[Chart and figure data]
########################################

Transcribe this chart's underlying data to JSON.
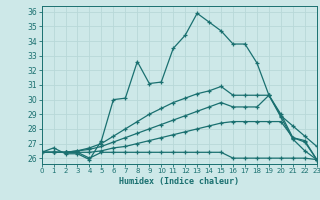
{
  "xlabel": "Humidex (Indice chaleur)",
  "background_color": "#cde8e8",
  "line_color": "#1a7070",
  "grid_color": "#b8d8d8",
  "xlim": [
    0,
    23
  ],
  "ylim": [
    25.6,
    36.4
  ],
  "xticks": [
    0,
    1,
    2,
    3,
    4,
    5,
    6,
    7,
    8,
    9,
    10,
    11,
    12,
    13,
    14,
    15,
    16,
    17,
    18,
    19,
    20,
    21,
    22,
    23
  ],
  "yticks": [
    26,
    27,
    28,
    29,
    30,
    31,
    32,
    33,
    34,
    35,
    36
  ],
  "lines": [
    [
      26.4,
      26.7,
      26.3,
      26.3,
      25.9,
      27.2,
      30.0,
      30.1,
      32.6,
      31.1,
      31.2,
      33.5,
      34.4,
      35.9,
      35.3,
      34.7,
      33.8,
      33.8,
      32.5,
      30.3,
      28.8,
      27.3,
      26.5,
      25.9
    ],
    [
      26.4,
      26.4,
      26.4,
      26.4,
      26.0,
      26.4,
      26.4,
      26.4,
      26.4,
      26.4,
      26.4,
      26.4,
      26.4,
      26.4,
      26.4,
      26.4,
      26.0,
      26.0,
      26.0,
      26.0,
      26.0,
      26.0,
      26.0,
      25.9
    ],
    [
      26.4,
      26.4,
      26.4,
      26.4,
      26.4,
      26.5,
      26.7,
      26.8,
      27.0,
      27.2,
      27.4,
      27.6,
      27.8,
      28.0,
      28.2,
      28.4,
      28.5,
      28.5,
      28.5,
      28.5,
      28.5,
      27.4,
      27.2,
      25.9
    ],
    [
      26.4,
      26.4,
      26.4,
      26.5,
      26.6,
      26.8,
      27.1,
      27.4,
      27.7,
      28.0,
      28.3,
      28.6,
      28.9,
      29.2,
      29.5,
      29.8,
      29.5,
      29.5,
      29.5,
      30.3,
      29.0,
      27.4,
      27.1,
      25.9
    ],
    [
      26.4,
      26.4,
      26.4,
      26.5,
      26.7,
      27.0,
      27.5,
      28.0,
      28.5,
      29.0,
      29.4,
      29.8,
      30.1,
      30.4,
      30.6,
      30.9,
      30.3,
      30.3,
      30.3,
      30.3,
      28.9,
      28.2,
      27.5,
      26.8
    ]
  ]
}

########################################

**Problem statement:**
Set down the complete material exactly, but do not include the images.

**Task answer:**
Transcribe this chart's underlying data to JSON.
{
  "xlabel": "Humidex (Indice chaleur)",
  "background_color": "#cde8e8",
  "line_color": "#1a7070",
  "grid_color": "#b8d8d8",
  "xlim": [
    0,
    23
  ],
  "ylim": [
    25.6,
    36.4
  ],
  "xticks": [
    0,
    1,
    2,
    3,
    4,
    5,
    6,
    7,
    8,
    9,
    10,
    11,
    12,
    13,
    14,
    15,
    16,
    17,
    18,
    19,
    20,
    21,
    22,
    23
  ],
  "yticks": [
    26,
    27,
    28,
    29,
    30,
    31,
    32,
    33,
    34,
    35,
    36
  ],
  "lines": [
    [
      26.4,
      26.7,
      26.3,
      26.3,
      25.9,
      27.2,
      30.0,
      30.1,
      32.6,
      31.1,
      31.2,
      33.5,
      34.4,
      35.9,
      35.3,
      34.7,
      33.8,
      33.8,
      32.5,
      30.3,
      28.8,
      27.3,
      26.5,
      25.9
    ],
    [
      26.4,
      26.4,
      26.4,
      26.4,
      26.0,
      26.4,
      26.4,
      26.4,
      26.4,
      26.4,
      26.4,
      26.4,
      26.4,
      26.4,
      26.4,
      26.4,
      26.0,
      26.0,
      26.0,
      26.0,
      26.0,
      26.0,
      26.0,
      25.9
    ],
    [
      26.4,
      26.4,
      26.4,
      26.4,
      26.4,
      26.5,
      26.7,
      26.8,
      27.0,
      27.2,
      27.4,
      27.6,
      27.8,
      28.0,
      28.2,
      28.4,
      28.5,
      28.5,
      28.5,
      28.5,
      28.5,
      27.4,
      27.2,
      25.9
    ],
    [
      26.4,
      26.4,
      26.4,
      26.5,
      26.6,
      26.8,
      27.1,
      27.4,
      27.7,
      28.0,
      28.3,
      28.6,
      28.9,
      29.2,
      29.5,
      29.8,
      29.5,
      29.5,
      29.5,
      30.3,
      29.0,
      27.4,
      27.1,
      25.9
    ],
    [
      26.4,
      26.4,
      26.4,
      26.5,
      26.7,
      27.0,
      27.5,
      28.0,
      28.5,
      29.0,
      29.4,
      29.8,
      30.1,
      30.4,
      30.6,
      30.9,
      30.3,
      30.3,
      30.3,
      30.3,
      28.9,
      28.2,
      27.5,
      26.8
    ]
  ]
}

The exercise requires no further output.